>> begin

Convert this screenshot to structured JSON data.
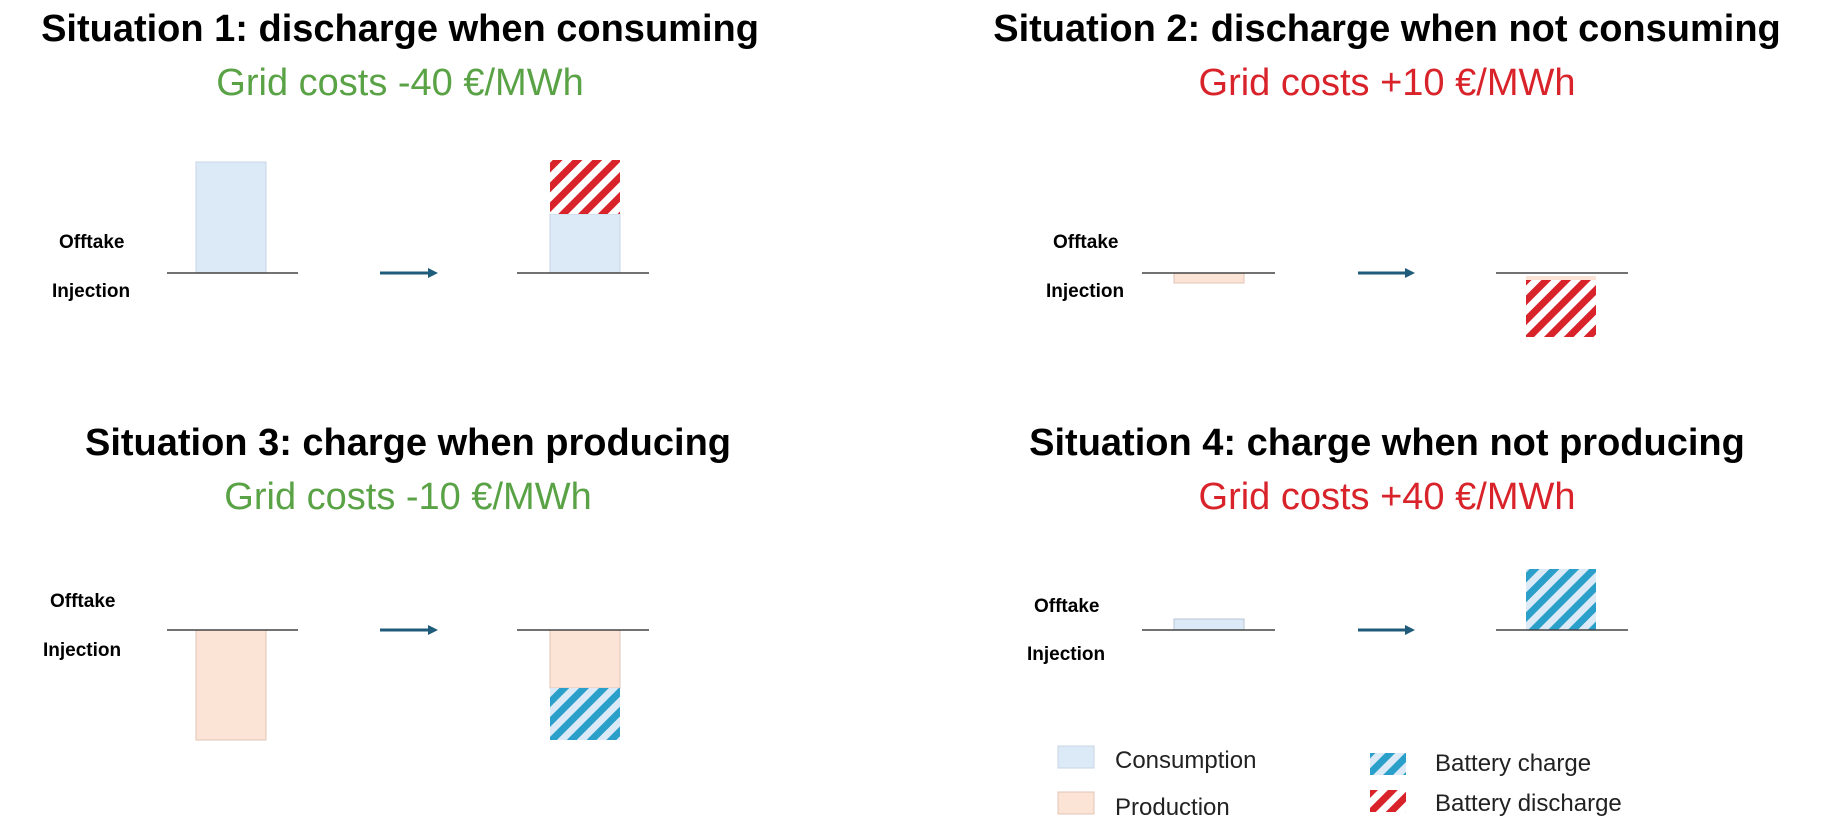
{
  "colors": {
    "positive": "#5aa246",
    "negative": "#d9232a",
    "consumption": "#dce9f6",
    "production": "#fbe3d6",
    "battery_charge": "#2a9fc9",
    "battery_discharge": "#d9232a",
    "arrow": "#1f5b7a",
    "baseline": "#444444"
  },
  "axis_labels": {
    "offtake": "Offtake",
    "injection": "Injection"
  },
  "situations": [
    {
      "title": "Situation 1: discharge when consuming",
      "subtitle": "Grid costs -40 €/MWh",
      "subtitle_tone": "positive"
    },
    {
      "title": "Situation 2: discharge when not consuming",
      "subtitle": "Grid costs +10 €/MWh",
      "subtitle_tone": "negative"
    },
    {
      "title": "Situation 3: charge when producing",
      "subtitle": "Grid costs -10 €/MWh",
      "subtitle_tone": "positive"
    },
    {
      "title": "Situation 4: charge when not producing",
      "subtitle": "Grid costs +40 €/MWh",
      "subtitle_tone": "negative"
    }
  ],
  "legend": {
    "consumption": "Consumption",
    "production": "Production",
    "battery_charge": "Battery charge",
    "battery_discharge": "Battery discharge"
  }
}
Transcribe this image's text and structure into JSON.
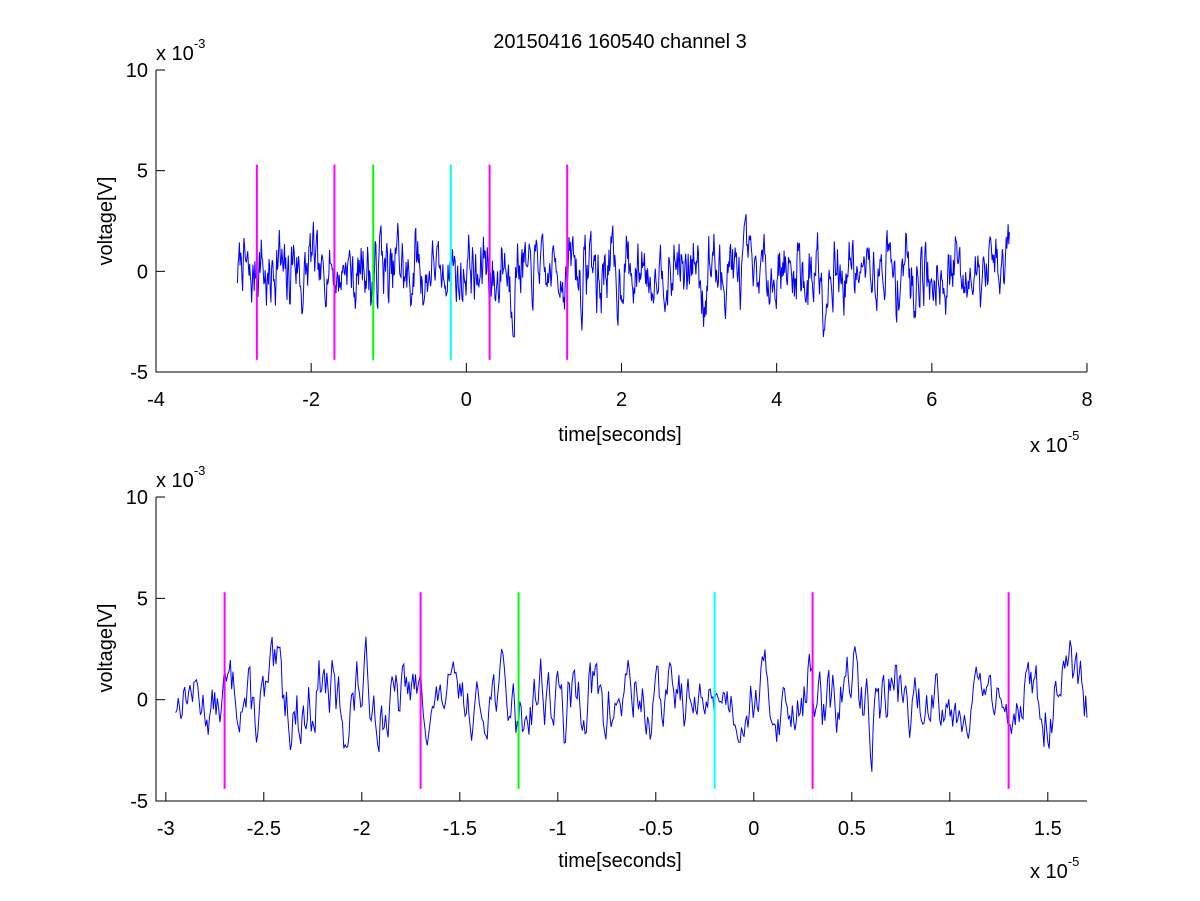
{
  "title": "20150416 160540 channel 3",
  "colors": {
    "signal": "#0000ff",
    "markers": {
      "magenta": "#ff00ff",
      "green": "#00ff00",
      "cyan": "#00ffff"
    },
    "axes": "#000000"
  },
  "chart_data": [
    {
      "type": "line",
      "title": "20150416 160540 channel 3",
      "xlabel": "time[seconds]",
      "ylabel": "voltage[V]",
      "x_exponent": {
        "base": "x 10",
        "power": "-5"
      },
      "y_exponent": {
        "base": "x 10",
        "power": "-3"
      },
      "xlim": [
        -4,
        8
      ],
      "ylim": [
        -5,
        10
      ],
      "xticks": [
        "-4",
        "-2",
        "0",
        "2",
        "4",
        "6",
        "8"
      ],
      "yticks": [
        "-5",
        "0",
        "5",
        "10"
      ],
      "grid": false,
      "series": [
        {
          "x_range": [
            -2.95,
            7.0
          ],
          "y_range": [
            -3.5,
            3.2
          ],
          "samples": 1200,
          "seed": 7
        }
      ],
      "markers": [
        {
          "x": -2.7,
          "color": "magenta",
          "y0": -4.4,
          "y1": 5.3
        },
        {
          "x": -1.7,
          "color": "magenta",
          "y0": -4.4,
          "y1": 5.3
        },
        {
          "x": -1.2,
          "color": "green",
          "y0": -4.4,
          "y1": 5.3
        },
        {
          "x": -0.2,
          "color": "cyan",
          "y0": -4.4,
          "y1": 5.3
        },
        {
          "x": 0.3,
          "color": "magenta",
          "y0": -4.4,
          "y1": 5.3
        },
        {
          "x": 1.3,
          "color": "magenta",
          "y0": -4.4,
          "y1": 5.3
        }
      ]
    },
    {
      "type": "line",
      "title": "",
      "xlabel": "time[seconds]",
      "ylabel": "voltage[V]",
      "x_exponent": {
        "base": "x 10",
        "power": "-5"
      },
      "y_exponent": {
        "base": "x 10",
        "power": "-3"
      },
      "xlim": [
        -3.05,
        1.7
      ],
      "ylim": [
        -5,
        10
      ],
      "xticks": [
        "-3",
        "-2.5",
        "-2",
        "-1.5",
        "-1",
        "-0.5",
        "0",
        "0.5",
        "1",
        "1.5"
      ],
      "yticks": [
        "-5",
        "0",
        "5",
        "10"
      ],
      "grid": false,
      "series": [
        {
          "x_range": [
            -2.95,
            1.7
          ],
          "y_range": [
            -4.0,
            4.8
          ],
          "samples": 700,
          "seed": 13
        }
      ],
      "markers": [
        {
          "x": -2.7,
          "color": "magenta",
          "y0": -4.4,
          "y1": 5.3
        },
        {
          "x": -1.7,
          "color": "magenta",
          "y0": -4.4,
          "y1": 5.3
        },
        {
          "x": -1.2,
          "color": "green",
          "y0": -4.4,
          "y1": 5.3
        },
        {
          "x": -0.2,
          "color": "cyan",
          "y0": -4.4,
          "y1": 5.3
        },
        {
          "x": 0.3,
          "color": "magenta",
          "y0": -4.4,
          "y1": 5.3
        },
        {
          "x": 1.3,
          "color": "magenta",
          "y0": -4.4,
          "y1": 5.3
        }
      ]
    }
  ]
}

>> end

#### [Exercise directions]
Copy out every line holding the string "production".

#### [Answer in full]
    "production": "#fbe3d6",
    "production": "Production",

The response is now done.